WHAT TO DO. Here are records with pictures in them. Copy all of them exactly and leave the pictures out.
## Begin INPUT FOR THIS TASK
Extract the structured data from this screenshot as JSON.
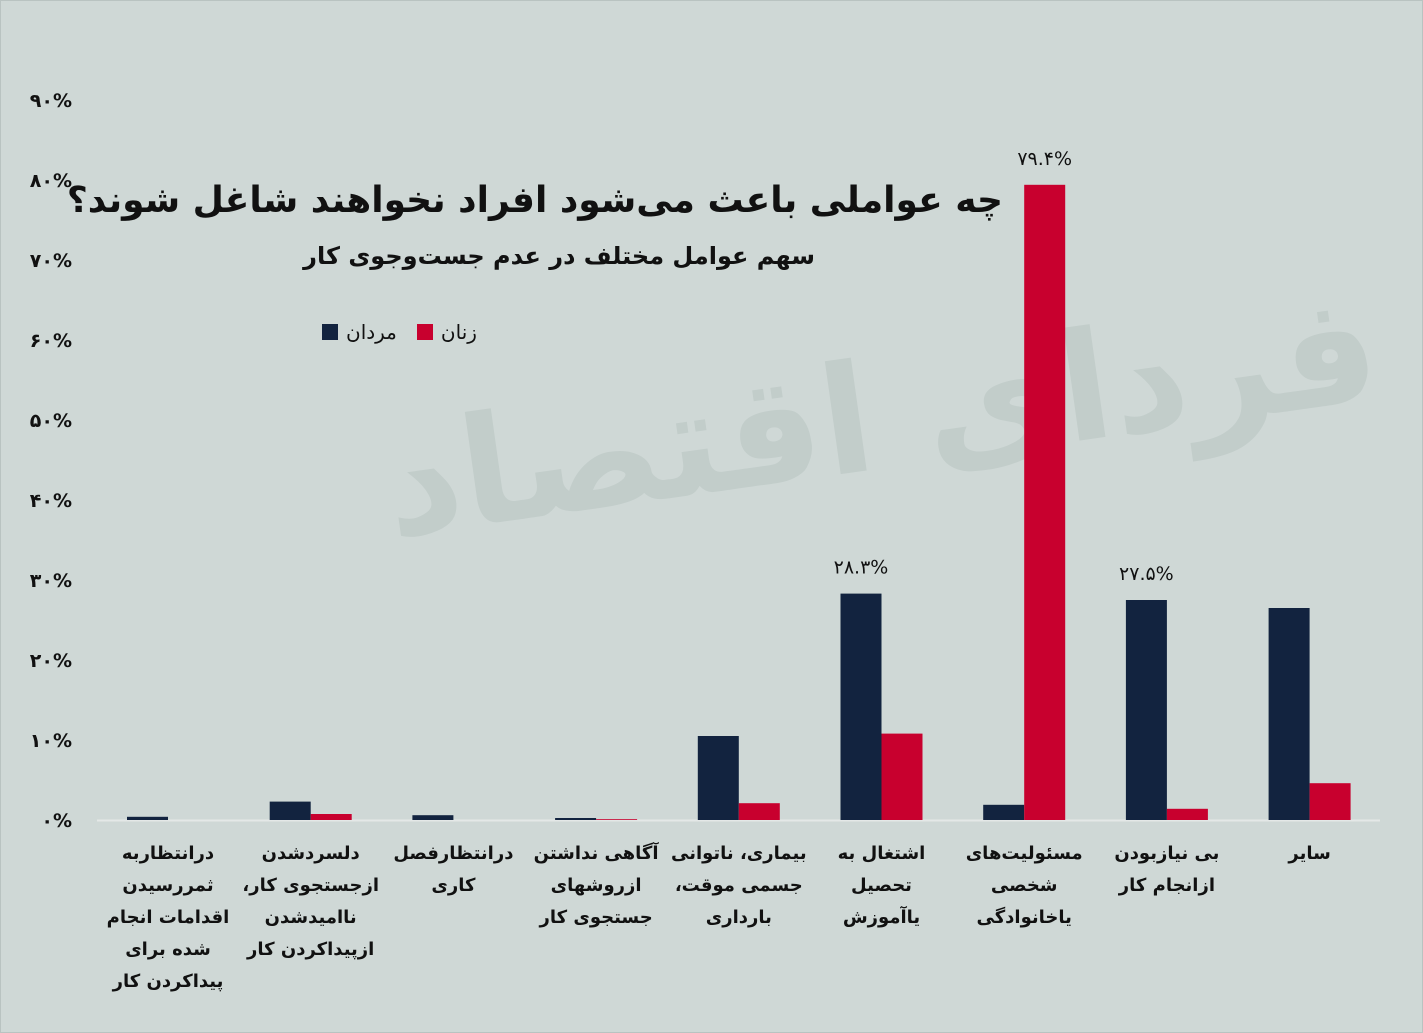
{
  "chart_data": {
    "type": "bar",
    "title": "چه عواملی باعث می‌شود افراد نخواهند شاغل شوند؟",
    "subtitle": "سهم عوامل مختلف در عدم جست‌وجوی کار",
    "categories": [
      "درانتظاربه\nثمررسیدن\nاقدامات انجام\nشده برای\nپیداکردن کار",
      "دلسردشدن\nازجستجوی کار،\nناامیدشدن\nازپیداکردن کار",
      "درانتظارفصل\nکاری",
      "آگاهی نداشتن\nازروشهای\nجستجوی کار",
      "بیماری، ناتوانی\nجسمی موقت،\nبارداری",
      "اشتغال به\nتحصیل\nیاآموزش",
      "مسئولیت‌های\nشخصی\nیاخانوادگی",
      "بی نیازبودن\nازانجام کار",
      "سایر"
    ],
    "series": [
      {
        "name": "مردان",
        "color": "#12233f",
        "values": [
          0.4,
          2.3,
          0.6,
          0.25,
          10.5,
          28.3,
          1.9,
          27.5,
          26.5
        ]
      },
      {
        "name": "زنان",
        "color": "#c8002e",
        "values": [
          0,
          0.75,
          0,
          0.1,
          2.1,
          10.8,
          79.4,
          1.4,
          4.6
        ]
      }
    ],
    "data_labels": [
      {
        "category_index": 5,
        "series_index": 0,
        "text": "۲۸.۳%"
      },
      {
        "category_index": 6,
        "series_index": 1,
        "text": "۷۹.۴%"
      },
      {
        "category_index": 7,
        "series_index": 0,
        "text": "۲۷.۵%"
      }
    ],
    "yticks": [
      0,
      10,
      20,
      30,
      40,
      50,
      60,
      70,
      80,
      90
    ],
    "ytick_labels": [
      "۰%",
      "۱۰%",
      "۲۰%",
      "۳۰%",
      "۴۰%",
      "۵۰%",
      "۶۰%",
      "۷۰%",
      "۸۰%",
      "۹۰%"
    ],
    "ylim": [
      0,
      90
    ],
    "grid": false,
    "legend": "top-left"
  },
  "watermark": "فردای اقتصاد"
}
## End INPUT FOR THIS TASK
SOLUTION TO THE PROBLEM.
Extract the structured data from this screenshot as JSON.
{
  "chart_data": {
    "type": "bar",
    "title": "چه عواملی باعث می‌شود افراد نخواهند شاغل شوند؟",
    "subtitle": "سهم عوامل مختلف در عدم جست‌وجوی کار",
    "categories": [
      "درانتظاربه\nثمررسیدن\nاقدامات انجام\nشده برای\nپیداکردن کار",
      "دلسردشدن\nازجستجوی کار،\nناامیدشدن\nازپیداکردن کار",
      "درانتظارفصل\nکاری",
      "آگاهی نداشتن\nازروشهای\nجستجوی کار",
      "بیماری، ناتوانی\nجسمی موقت،\nبارداری",
      "اشتغال به\nتحصیل\nیاآموزش",
      "مسئولیت‌های\nشخصی\nیاخانوادگی",
      "بی نیازبودن\nازانجام کار",
      "سایر"
    ],
    "series": [
      {
        "name": "مردان",
        "color": "#12233f",
        "values": [
          0.4,
          2.3,
          0.6,
          0.25,
          10.5,
          28.3,
          1.9,
          27.5,
          26.5
        ]
      },
      {
        "name": "زنان",
        "color": "#c8002e",
        "values": [
          0,
          0.75,
          0,
          0.1,
          2.1,
          10.8,
          79.4,
          1.4,
          4.6
        ]
      }
    ],
    "data_labels": [
      {
        "category_index": 5,
        "series_index": 0,
        "text": "۲۸.۳%"
      },
      {
        "category_index": 6,
        "series_index": 1,
        "text": "۷۹.۴%"
      },
      {
        "category_index": 7,
        "series_index": 0,
        "text": "۲۷.۵%"
      }
    ],
    "yticks": [
      0,
      10,
      20,
      30,
      40,
      50,
      60,
      70,
      80,
      90
    ],
    "ytick_labels": [
      "۰%",
      "۱۰%",
      "۲۰%",
      "۳۰%",
      "۴۰%",
      "۵۰%",
      "۶۰%",
      "۷۰%",
      "۸۰%",
      "۹۰%"
    ],
    "ylim": [
      0,
      90
    ],
    "grid": false,
    "legend": "top-left"
  },
  "watermark": "فردای اقتصاد"
}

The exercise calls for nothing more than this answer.